The exercise | Every entry below should be printed exactly, without its images.

====== Excerpted data ======

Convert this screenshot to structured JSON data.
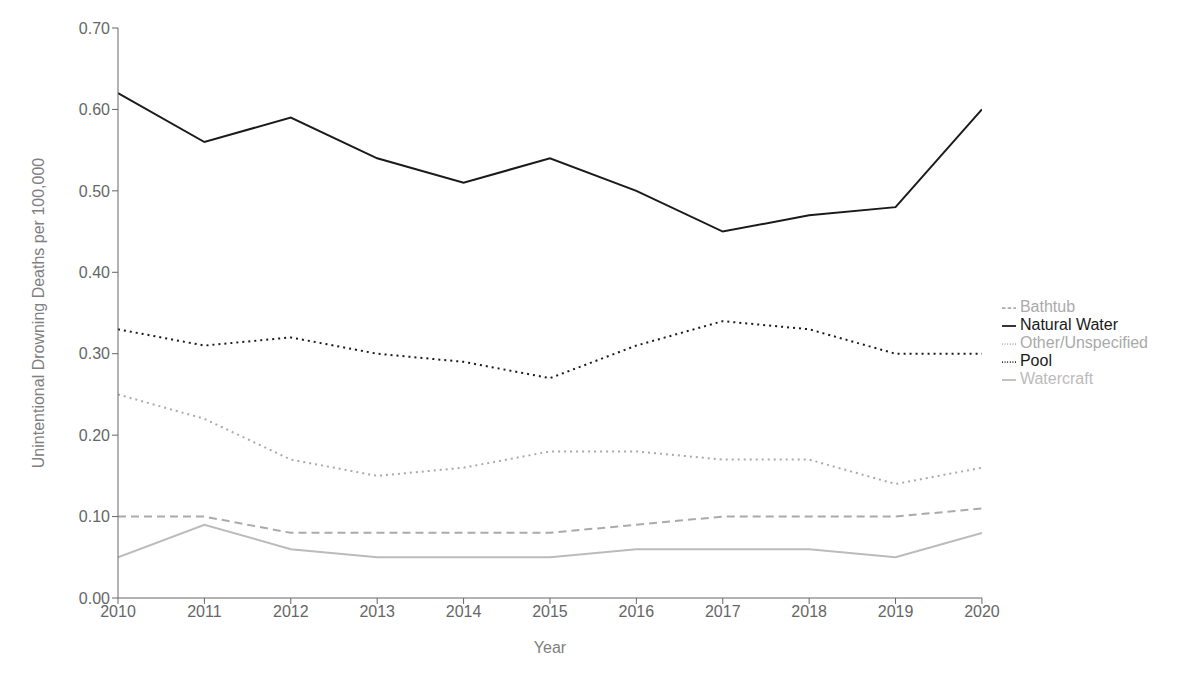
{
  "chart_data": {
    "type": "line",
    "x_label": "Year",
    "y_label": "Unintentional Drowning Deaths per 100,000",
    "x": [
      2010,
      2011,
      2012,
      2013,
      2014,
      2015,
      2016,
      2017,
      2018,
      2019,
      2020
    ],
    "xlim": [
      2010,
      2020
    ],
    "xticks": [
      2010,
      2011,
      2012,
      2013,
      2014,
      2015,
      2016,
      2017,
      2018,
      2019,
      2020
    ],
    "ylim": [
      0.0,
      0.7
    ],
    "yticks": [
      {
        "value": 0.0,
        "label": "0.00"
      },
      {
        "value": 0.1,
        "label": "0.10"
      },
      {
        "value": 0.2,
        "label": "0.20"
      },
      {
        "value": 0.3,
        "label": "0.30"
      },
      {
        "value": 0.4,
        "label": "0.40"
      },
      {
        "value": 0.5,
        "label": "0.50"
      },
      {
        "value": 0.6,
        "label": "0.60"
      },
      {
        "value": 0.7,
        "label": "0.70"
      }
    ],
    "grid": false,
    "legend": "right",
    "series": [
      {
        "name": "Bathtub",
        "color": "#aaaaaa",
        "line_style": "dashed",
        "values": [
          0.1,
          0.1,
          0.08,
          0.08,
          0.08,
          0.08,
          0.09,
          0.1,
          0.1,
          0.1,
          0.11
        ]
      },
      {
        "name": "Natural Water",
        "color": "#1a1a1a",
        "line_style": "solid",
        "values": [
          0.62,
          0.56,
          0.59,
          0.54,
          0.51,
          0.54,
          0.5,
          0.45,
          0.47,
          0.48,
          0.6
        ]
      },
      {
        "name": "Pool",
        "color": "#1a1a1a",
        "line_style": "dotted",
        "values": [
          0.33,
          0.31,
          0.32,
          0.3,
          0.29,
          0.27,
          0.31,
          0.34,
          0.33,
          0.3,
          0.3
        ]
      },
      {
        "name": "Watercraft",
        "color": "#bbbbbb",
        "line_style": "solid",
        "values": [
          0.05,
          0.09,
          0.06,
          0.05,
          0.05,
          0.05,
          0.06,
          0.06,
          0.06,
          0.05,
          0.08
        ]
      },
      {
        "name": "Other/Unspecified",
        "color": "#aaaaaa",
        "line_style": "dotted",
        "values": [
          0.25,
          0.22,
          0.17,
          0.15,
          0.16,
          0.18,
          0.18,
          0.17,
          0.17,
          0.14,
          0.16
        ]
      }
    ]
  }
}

======

Completed exercise |
Convert this screenshot to structured JSON data.
{
  "chart_data": {
    "type": "line",
    "x_label": "Year",
    "y_label": "Unintentional Drowning Deaths per 100,000",
    "x": [
      2010,
      2011,
      2012,
      2013,
      2014,
      2015,
      2016,
      2017,
      2018,
      2019,
      2020
    ],
    "xlim": [
      2010,
      2020
    ],
    "xticks": [
      2010,
      2011,
      2012,
      2013,
      2014,
      2015,
      2016,
      2017,
      2018,
      2019,
      2020
    ],
    "ylim": [
      0.0,
      0.7
    ],
    "yticks": [
      {
        "value": 0.0,
        "label": "0.00"
      },
      {
        "value": 0.1,
        "label": "0.10"
      },
      {
        "value": 0.2,
        "label": "0.20"
      },
      {
        "value": 0.3,
        "label": "0.30"
      },
      {
        "value": 0.4,
        "label": "0.40"
      },
      {
        "value": 0.5,
        "label": "0.50"
      },
      {
        "value": 0.6,
        "label": "0.60"
      },
      {
        "value": 0.7,
        "label": "0.70"
      }
    ],
    "grid": false,
    "legend": "right",
    "series": [
      {
        "name": "Bathtub",
        "color": "#aaaaaa",
        "line_style": "dashed",
        "values": [
          0.1,
          0.1,
          0.08,
          0.08,
          0.08,
          0.08,
          0.09,
          0.1,
          0.1,
          0.1,
          0.11
        ]
      },
      {
        "name": "Natural Water",
        "color": "#1a1a1a",
        "line_style": "solid",
        "values": [
          0.62,
          0.56,
          0.59,
          0.54,
          0.51,
          0.54,
          0.5,
          0.45,
          0.47,
          0.48,
          0.6
        ]
      },
      {
        "name": "Pool",
        "color": "#1a1a1a",
        "line_style": "dotted",
        "values": [
          0.33,
          0.31,
          0.32,
          0.3,
          0.29,
          0.27,
          0.31,
          0.34,
          0.33,
          0.3,
          0.3
        ]
      },
      {
        "name": "Watercraft",
        "color": "#bbbbbb",
        "line_style": "solid",
        "values": [
          0.05,
          0.09,
          0.06,
          0.05,
          0.05,
          0.05,
          0.06,
          0.06,
          0.06,
          0.05,
          0.08
        ]
      },
      {
        "name": "Other/Unspecified",
        "color": "#aaaaaa",
        "line_style": "dotted",
        "values": [
          0.25,
          0.22,
          0.17,
          0.15,
          0.16,
          0.18,
          0.18,
          0.17,
          0.17,
          0.14,
          0.16
        ]
      }
    ]
  }
}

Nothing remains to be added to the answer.